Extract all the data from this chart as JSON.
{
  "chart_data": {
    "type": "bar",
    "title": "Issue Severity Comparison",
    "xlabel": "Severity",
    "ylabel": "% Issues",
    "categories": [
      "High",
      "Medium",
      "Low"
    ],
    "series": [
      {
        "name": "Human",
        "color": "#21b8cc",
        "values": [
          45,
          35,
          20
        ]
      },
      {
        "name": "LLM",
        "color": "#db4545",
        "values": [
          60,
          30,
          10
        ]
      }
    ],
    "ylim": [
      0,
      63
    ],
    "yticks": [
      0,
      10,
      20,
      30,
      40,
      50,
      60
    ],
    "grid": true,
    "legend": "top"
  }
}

◆ ◆ ◆

[Task requirements]
Copy all of the material word for word.

[Solution for this task]
Extract all the data from this chart as JSON.
{
  "chart_data": {
    "type": "bar",
    "title": "Issue Severity Comparison",
    "xlabel": "Severity",
    "ylabel": "% Issues",
    "categories": [
      "High",
      "Medium",
      "Low"
    ],
    "series": [
      {
        "name": "Human",
        "color": "#21b8cc",
        "values": [
          45,
          35,
          20
        ]
      },
      {
        "name": "LLM",
        "color": "#db4545",
        "values": [
          60,
          30,
          10
        ]
      }
    ],
    "ylim": [
      0,
      63
    ],
    "yticks": [
      0,
      10,
      20,
      30,
      40,
      50,
      60
    ],
    "grid": true,
    "legend": "top"
  }
}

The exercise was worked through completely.